### Problem requirements:
Where the data below has the string "Drucken", return the whole line.
= = = =
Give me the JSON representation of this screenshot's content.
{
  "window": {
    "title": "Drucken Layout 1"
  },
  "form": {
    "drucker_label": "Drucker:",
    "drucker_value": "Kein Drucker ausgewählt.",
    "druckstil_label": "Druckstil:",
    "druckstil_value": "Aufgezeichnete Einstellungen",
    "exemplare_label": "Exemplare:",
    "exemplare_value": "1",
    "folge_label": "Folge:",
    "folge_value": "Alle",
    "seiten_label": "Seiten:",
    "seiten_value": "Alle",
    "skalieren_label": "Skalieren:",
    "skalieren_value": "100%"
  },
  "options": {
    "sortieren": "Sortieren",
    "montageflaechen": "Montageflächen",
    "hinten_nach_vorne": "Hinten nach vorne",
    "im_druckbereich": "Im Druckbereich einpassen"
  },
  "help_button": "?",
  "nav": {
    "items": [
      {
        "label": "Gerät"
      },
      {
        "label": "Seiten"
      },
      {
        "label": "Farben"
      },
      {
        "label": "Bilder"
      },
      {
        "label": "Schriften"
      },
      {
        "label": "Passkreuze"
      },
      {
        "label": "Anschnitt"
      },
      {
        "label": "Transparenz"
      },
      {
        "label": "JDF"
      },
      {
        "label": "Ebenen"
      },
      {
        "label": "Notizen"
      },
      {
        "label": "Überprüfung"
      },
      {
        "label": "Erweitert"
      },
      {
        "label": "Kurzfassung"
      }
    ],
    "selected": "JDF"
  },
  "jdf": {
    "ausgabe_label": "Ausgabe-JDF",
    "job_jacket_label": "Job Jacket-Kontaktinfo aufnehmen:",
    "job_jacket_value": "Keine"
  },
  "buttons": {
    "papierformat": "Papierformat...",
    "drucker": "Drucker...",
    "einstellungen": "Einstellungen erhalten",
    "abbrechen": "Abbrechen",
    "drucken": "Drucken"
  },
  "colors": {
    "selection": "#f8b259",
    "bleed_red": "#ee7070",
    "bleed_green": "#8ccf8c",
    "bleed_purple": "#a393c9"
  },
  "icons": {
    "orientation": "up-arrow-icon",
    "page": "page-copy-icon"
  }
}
= = = =
### In response:
    "title": "Drucken Layout 1"
    "drucken": "Drucken"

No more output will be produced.